## Requirements
Repeat, exactly and completely, the material that follows. Omit the pictures.

Data shown start

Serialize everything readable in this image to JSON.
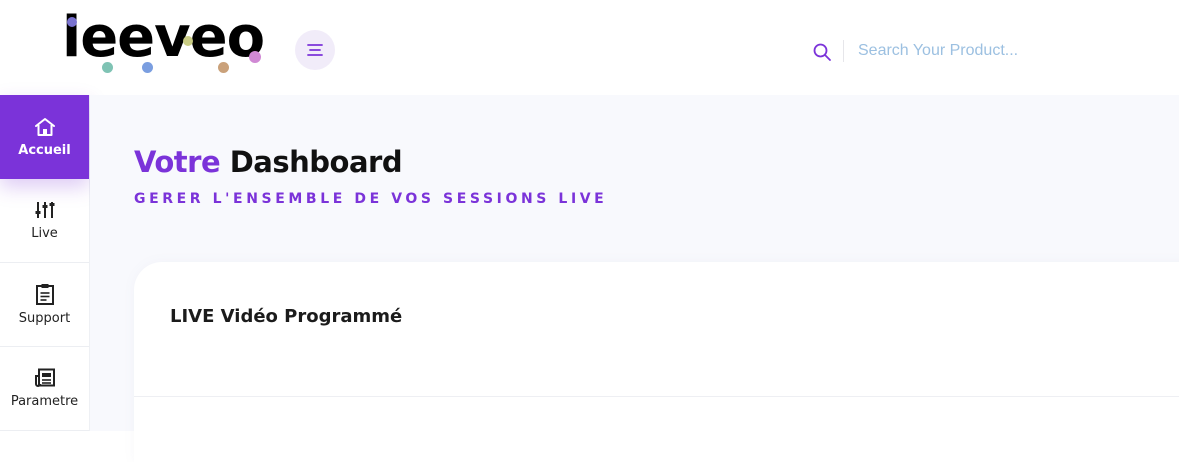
{
  "header": {
    "logo_text": "leeveo",
    "menu_icon": "menu-lines-icon",
    "search_icon": "search-icon",
    "search_placeholder": "Search Your Product...",
    "search_value": ""
  },
  "sidebar": {
    "items": [
      {
        "label": "Accueil",
        "icon": "home-icon",
        "active": true
      },
      {
        "label": "Live",
        "icon": "sliders-icon",
        "active": false
      },
      {
        "label": "Support",
        "icon": "clipboard-icon",
        "active": false
      },
      {
        "label": "Parametre",
        "icon": "newspaper-icon",
        "active": false
      }
    ]
  },
  "main": {
    "title_accent": "Votre",
    "title_rest": "Dashboard",
    "subtitle": "GERER L'ENSEMBLE DE VOS SESSIONS LIVE",
    "card": {
      "title": "LIVE Vidéo Programmé"
    }
  },
  "colors": {
    "brand": "#7b33d9",
    "background": "#f8f9fd",
    "search_placeholder": "#9cc0e1",
    "logo_dots": [
      "#7a73d0",
      "#7fc3b4",
      "#7a9ee0",
      "#c9cc84",
      "#caa17a",
      "#d089d4"
    ]
  }
}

Data shown end

## Task solution
Serialize everything readable in this image to JSON.
{
  "header": {
    "logo_text": "leeveo",
    "menu_icon": "menu-lines-icon",
    "search_icon": "search-icon",
    "search_placeholder": "Search Your Product...",
    "search_value": ""
  },
  "sidebar": {
    "items": [
      {
        "label": "Accueil",
        "icon": "home-icon",
        "active": true
      },
      {
        "label": "Live",
        "icon": "sliders-icon",
        "active": false
      },
      {
        "label": "Support",
        "icon": "clipboard-icon",
        "active": false
      },
      {
        "label": "Parametre",
        "icon": "newspaper-icon",
        "active": false
      }
    ]
  },
  "main": {
    "title_accent": "Votre",
    "title_rest": "Dashboard",
    "subtitle": "GERER L'ENSEMBLE DE VOS SESSIONS LIVE",
    "card": {
      "title": "LIVE Vidéo Programmé"
    }
  },
  "colors": {
    "brand": "#7b33d9",
    "background": "#f8f9fd",
    "search_placeholder": "#9cc0e1",
    "logo_dots": [
      "#7a73d0",
      "#7fc3b4",
      "#7a9ee0",
      "#c9cc84",
      "#caa17a",
      "#d089d4"
    ]
  }
}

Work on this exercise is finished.